Given instruction: In the records below, find the line containing "Read out every word on this page.", then extract that line and all subsequent lines exactly, leaving out everything else.

Data listing start

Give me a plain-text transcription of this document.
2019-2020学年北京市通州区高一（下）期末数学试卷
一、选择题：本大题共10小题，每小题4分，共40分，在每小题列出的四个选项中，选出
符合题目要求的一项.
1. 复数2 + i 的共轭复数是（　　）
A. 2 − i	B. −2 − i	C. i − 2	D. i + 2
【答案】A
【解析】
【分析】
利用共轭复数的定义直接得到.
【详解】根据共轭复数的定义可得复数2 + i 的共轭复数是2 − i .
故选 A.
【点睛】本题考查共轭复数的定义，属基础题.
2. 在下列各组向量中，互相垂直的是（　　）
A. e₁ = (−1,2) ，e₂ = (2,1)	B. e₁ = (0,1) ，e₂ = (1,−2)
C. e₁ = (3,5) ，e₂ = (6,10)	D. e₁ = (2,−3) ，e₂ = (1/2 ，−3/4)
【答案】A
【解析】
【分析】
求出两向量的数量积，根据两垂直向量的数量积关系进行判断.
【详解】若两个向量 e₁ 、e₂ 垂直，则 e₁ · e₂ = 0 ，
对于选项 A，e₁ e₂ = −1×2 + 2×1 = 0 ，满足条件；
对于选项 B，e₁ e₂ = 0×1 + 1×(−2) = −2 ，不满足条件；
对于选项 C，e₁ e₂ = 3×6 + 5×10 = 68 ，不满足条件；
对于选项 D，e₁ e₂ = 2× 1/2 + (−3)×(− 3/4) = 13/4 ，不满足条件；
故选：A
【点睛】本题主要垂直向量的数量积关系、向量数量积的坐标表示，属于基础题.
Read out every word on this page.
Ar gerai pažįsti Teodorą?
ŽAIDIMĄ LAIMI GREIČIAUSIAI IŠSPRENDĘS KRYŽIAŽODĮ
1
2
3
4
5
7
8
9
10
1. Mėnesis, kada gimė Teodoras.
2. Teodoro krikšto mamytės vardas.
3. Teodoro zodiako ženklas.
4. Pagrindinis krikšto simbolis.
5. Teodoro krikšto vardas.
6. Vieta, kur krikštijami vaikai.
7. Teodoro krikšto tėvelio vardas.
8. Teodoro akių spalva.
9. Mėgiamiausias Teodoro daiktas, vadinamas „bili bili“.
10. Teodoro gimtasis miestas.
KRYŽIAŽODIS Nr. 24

Data listing end

Solved problem:
Read out every word on this page.
Ar gerai pažįsti Teodorą?
ŽAIDIMĄ LAIMI GREIČIAUSIAI IŠSPRENDĘS KRYŽIAŽODĮ
1
2
3
4
5
7
8
9
10
1. Mėnesis, kada gimė Teodoras.
2. Teodoro krikšto mamytės vardas.
3. Teodoro zodiako ženklas.
4. Pagrindinis krikšto simbolis.
5. Teodoro krikšto vardas.
6. Vieta, kur krikštijami vaikai.
7. Teodoro krikšto tėvelio vardas.
8. Teodoro akių spalva.
9. Mėgiamiausias Teodoro daiktas, vadinamas „bili bili“.
10. Teodoro gimtasis miestas.
KRYŽIAŽODIS Nr. 24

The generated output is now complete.